EXTRACTED RECORDS:
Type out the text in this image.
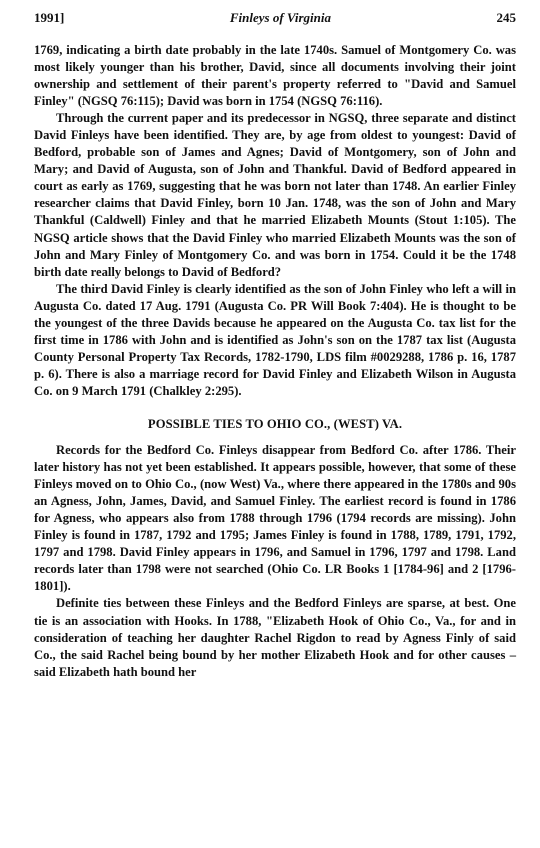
1991]	Finleys of Virginia	245

1769, indicating a birth date probably in the late 1740s. Samuel of Montgomery Co. was most likely younger than his brother, David, since all documents involving their joint ownership and settlement of their parent's property referred to "David and Samuel Finley" (NGSQ 76:115); David was born in 1754 (NGSQ 76:116).

Through the current paper and its predecessor in NGSQ, three separate and distinct David Finleys have been identified. They are, by age from oldest to youngest: David of Bedford, probable son of James and Agnes; David of Montgomery, son of John and Mary; and David of Augusta, son of John and Thankful. David of Bedford appeared in court as early as 1769, suggesting that he was born not later than 1748. An earlier Finley researcher claims that David Finley, born 10 Jan. 1748, was the son of John and Mary Thankful (Caldwell) Finley and that he married Elizabeth Mounts (Stout 1:105). The NGSQ article shows that the David Finley who married Elizabeth Mounts was the son of John and Mary Finley of Montgomery Co. and was born in 1754. Could it be the 1748 birth date really belongs to David of Bedford?

The third David Finley is clearly identified as the son of John Finley who left a will in Augusta Co. dated 17 Aug. 1791 (Augusta Co. PR Will Book 7:404). He is thought to be the youngest of the three Davids because he appeared on the Augusta Co. tax list for the first time in 1786 with John and is identified as John's son on the 1787 tax list (Augusta County Personal Property Tax Records, 1782-1790, LDS film #0029288, 1786 p. 16, 1787 p. 6). There is also a marriage record for David Finley and Elizabeth Wilson in Augusta Co. on 9 March 1791 (Chalkley 2:295).

POSSIBLE TIES TO OHIO CO., (WEST) VA.

Records for the Bedford Co. Finleys disappear from Bedford Co. after 1786. Their later history has not yet been established. It appears possible, however, that some of these Finleys moved on to Ohio Co., (now West) Va., where there appeared in the 1780s and 90s an Agness, John, James, David, and Samuel Finley. The earliest record is found in 1786 for Agness, who appears also from 1788 through 1796 (1794 records are missing). John Finley is found in 1787, 1792 and 1795; James Finley is found in 1788, 1789, 1791, 1792, 1797 and 1798. David Finley appears in 1796, and Samuel in 1796, 1797 and 1798. Land records later than 1798 were not searched (Ohio Co. LR Books 1 [1784-96] and 2 [1796-1801]).

Definite ties between these Finleys and the Bedford Finleys are sparse, at best. One tie is an association with Hooks. In 1788, "Elizabeth Hook of Ohio Co., Va., for and in consideration of teaching her daughter Rachel Rigdon to read by Agness Finly of said Co., the said Rachel being bound by her mother Elizabeth Hook and for other causes – said Elizabeth hath bound her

EXERCISE PROMPT:
Retype the whole listing exactly and leave the pictures out.

COMPLETED TASK:
Type out the text in this image.
1991]	Finleys of Virginia	245

1769, indicating a birth date probably in the late 1740s. Samuel of Montgomery Co. was most likely younger than his brother, David, since all documents involving their joint ownership and settlement of their parent's property referred to "David and Samuel Finley" (NGSQ 76:115); David was born in 1754 (NGSQ 76:116).

Through the current paper and its predecessor in NGSQ, three separate and distinct David Finleys have been identified. They are, by age from oldest to youngest: David of Bedford, probable son of James and Agnes; David of Montgomery, son of John and Mary; and David of Augusta, son of John and Thankful. David of Bedford appeared in court as early as 1769, suggesting that he was born not later than 1748. An earlier Finley researcher claims that David Finley, born 10 Jan. 1748, was the son of John and Mary Thankful (Caldwell) Finley and that he married Elizabeth Mounts (Stout 1:105). The NGSQ article shows that the David Finley who married Elizabeth Mounts was the son of John and Mary Finley of Montgomery Co. and was born in 1754. Could it be the 1748 birth date really belongs to David of Bedford?

The third David Finley is clearly identified as the son of John Finley who left a will in Augusta Co. dated 17 Aug. 1791 (Augusta Co. PR Will Book 7:404). He is thought to be the youngest of the three Davids because he appeared on the Augusta Co. tax list for the first time in 1786 with John and is identified as John's son on the 1787 tax list (Augusta County Personal Property Tax Records, 1782-1790, LDS film #0029288, 1786 p. 16, 1787 p. 6). There is also a marriage record for David Finley and Elizabeth Wilson in Augusta Co. on 9 March 1791 (Chalkley 2:295).

POSSIBLE TIES TO OHIO CO., (WEST) VA.

Records for the Bedford Co. Finleys disappear from Bedford Co. after 1786. Their later history has not yet been established. It appears possible, however, that some of these Finleys moved on to Ohio Co., (now West) Va., where there appeared in the 1780s and 90s an Agness, John, James, David, and Samuel Finley. The earliest record is found in 1786 for Agness, who appears also from 1788 through 1796 (1794 records are missing). John Finley is found in 1787, 1792 and 1795; James Finley is found in 1788, 1789, 1791, 1792, 1797 and 1798. David Finley appears in 1796, and Samuel in 1796, 1797 and 1798. Land records later than 1798 were not searched (Ohio Co. LR Books 1 [1784-96] and 2 [1796-1801]).

Definite ties between these Finleys and the Bedford Finleys are sparse, at best. One tie is an association with Hooks. In 1788, "Elizabeth Hook of Ohio Co., Va., for and in consideration of teaching her daughter Rachel Rigdon to read by Agness Finly of said Co., the said Rachel being bound by her mother Elizabeth Hook and for other causes – said Elizabeth hath bound her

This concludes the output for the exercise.